══ Material for the task
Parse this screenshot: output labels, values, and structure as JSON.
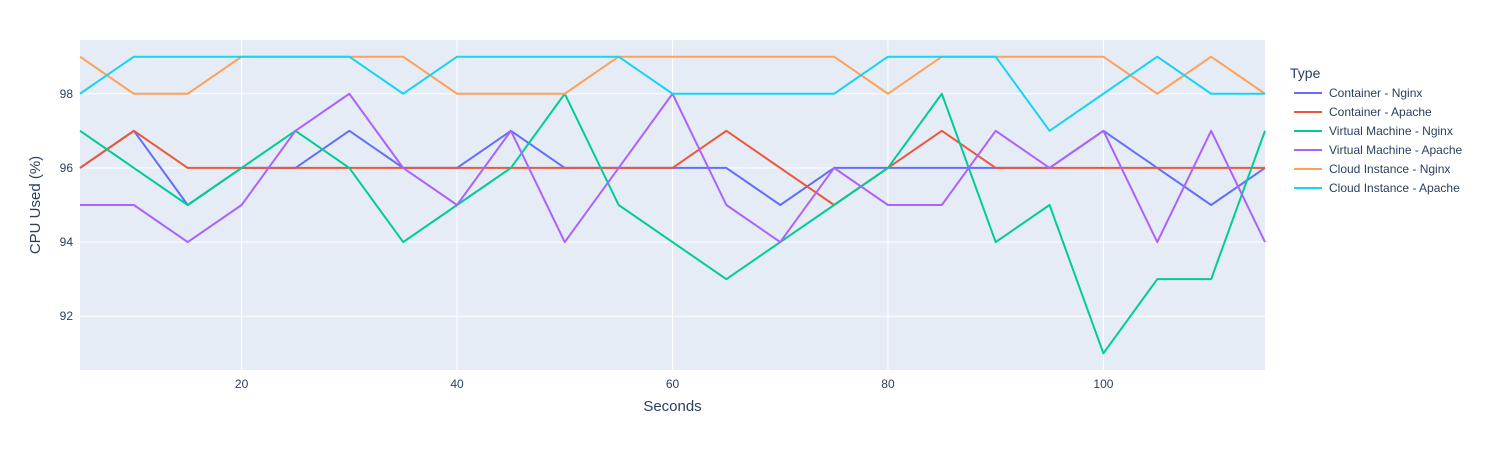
{
  "chart_data": {
    "type": "line",
    "title": "",
    "xlabel": "Seconds",
    "ylabel": "CPU Used (%)",
    "xlim": [
      5,
      115
    ],
    "ylim": [
      90.55,
      99.45
    ],
    "x_ticks": [
      20,
      40,
      60,
      80,
      100
    ],
    "y_ticks": [
      92,
      94,
      96,
      98
    ],
    "grid": true,
    "plot_background": "#e5ecf6",
    "legend": {
      "title": "Type",
      "placement": "right"
    },
    "x": [
      5,
      10,
      15,
      20,
      25,
      30,
      35,
      40,
      45,
      50,
      55,
      60,
      65,
      70,
      75,
      80,
      85,
      90,
      95,
      100,
      105,
      110,
      115
    ],
    "series": [
      {
        "name": "Container - Nginx",
        "color": "#636efa",
        "values": [
          96,
          97,
          95,
          96,
          96,
          97,
          96,
          96,
          97,
          96,
          96,
          96,
          96,
          95,
          96,
          96,
          96,
          96,
          96,
          97,
          96,
          95,
          96
        ]
      },
      {
        "name": "Container - Apache",
        "color": "#ef553b",
        "values": [
          96,
          97,
          96,
          96,
          96,
          96,
          96,
          96,
          96,
          96,
          96,
          96,
          97,
          96,
          95,
          96,
          97,
          96,
          96,
          96,
          96,
          96,
          96
        ]
      },
      {
        "name": "Virtual Machine - Nginx",
        "color": "#00cc96",
        "values": [
          97,
          96,
          95,
          96,
          97,
          96,
          94,
          95,
          96,
          98,
          95,
          94,
          93,
          94,
          95,
          96,
          98,
          94,
          95,
          91,
          93,
          93,
          97
        ]
      },
      {
        "name": "Virtual Machine - Apache",
        "color": "#ab63fa",
        "values": [
          95,
          95,
          94,
          95,
          97,
          98,
          96,
          95,
          97,
          94,
          96,
          98,
          95,
          94,
          96,
          95,
          95,
          97,
          96,
          97,
          94,
          97,
          94
        ]
      },
      {
        "name": "Cloud Instance - Nginx",
        "color": "#ffa15a",
        "values": [
          99,
          98,
          98,
          99,
          99,
          99,
          99,
          98,
          98,
          98,
          99,
          99,
          99,
          99,
          99,
          98,
          99,
          99,
          99,
          99,
          98,
          99,
          98
        ]
      },
      {
        "name": "Cloud Instance - Apache",
        "color": "#19d3f3",
        "values": [
          98,
          99,
          99,
          99,
          99,
          99,
          98,
          99,
          99,
          99,
          99,
          98,
          98,
          98,
          98,
          99,
          99,
          99,
          97,
          98,
          99,
          98,
          98
        ]
      }
    ]
  }
}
════
Except for the pictures, copy every line of the records above exactly.

Parse this screenshot: output labels, values, and structure as JSON.
{
  "chart_data": {
    "type": "line",
    "title": "",
    "xlabel": "Seconds",
    "ylabel": "CPU Used (%)",
    "xlim": [
      5,
      115
    ],
    "ylim": [
      90.55,
      99.45
    ],
    "x_ticks": [
      20,
      40,
      60,
      80,
      100
    ],
    "y_ticks": [
      92,
      94,
      96,
      98
    ],
    "grid": true,
    "plot_background": "#e5ecf6",
    "legend": {
      "title": "Type",
      "placement": "right"
    },
    "x": [
      5,
      10,
      15,
      20,
      25,
      30,
      35,
      40,
      45,
      50,
      55,
      60,
      65,
      70,
      75,
      80,
      85,
      90,
      95,
      100,
      105,
      110,
      115
    ],
    "series": [
      {
        "name": "Container - Nginx",
        "color": "#636efa",
        "values": [
          96,
          97,
          95,
          96,
          96,
          97,
          96,
          96,
          97,
          96,
          96,
          96,
          96,
          95,
          96,
          96,
          96,
          96,
          96,
          97,
          96,
          95,
          96
        ]
      },
      {
        "name": "Container - Apache",
        "color": "#ef553b",
        "values": [
          96,
          97,
          96,
          96,
          96,
          96,
          96,
          96,
          96,
          96,
          96,
          96,
          97,
          96,
          95,
          96,
          97,
          96,
          96,
          96,
          96,
          96,
          96
        ]
      },
      {
        "name": "Virtual Machine - Nginx",
        "color": "#00cc96",
        "values": [
          97,
          96,
          95,
          96,
          97,
          96,
          94,
          95,
          96,
          98,
          95,
          94,
          93,
          94,
          95,
          96,
          98,
          94,
          95,
          91,
          93,
          93,
          97
        ]
      },
      {
        "name": "Virtual Machine - Apache",
        "color": "#ab63fa",
        "values": [
          95,
          95,
          94,
          95,
          97,
          98,
          96,
          95,
          97,
          94,
          96,
          98,
          95,
          94,
          96,
          95,
          95,
          97,
          96,
          97,
          94,
          97,
          94
        ]
      },
      {
        "name": "Cloud Instance - Nginx",
        "color": "#ffa15a",
        "values": [
          99,
          98,
          98,
          99,
          99,
          99,
          99,
          98,
          98,
          98,
          99,
          99,
          99,
          99,
          99,
          98,
          99,
          99,
          99,
          99,
          98,
          99,
          98
        ]
      },
      {
        "name": "Cloud Instance - Apache",
        "color": "#19d3f3",
        "values": [
          98,
          99,
          99,
          99,
          99,
          99,
          98,
          99,
          99,
          99,
          99,
          98,
          98,
          98,
          98,
          99,
          99,
          99,
          97,
          98,
          99,
          98,
          98
        ]
      }
    ]
  }
}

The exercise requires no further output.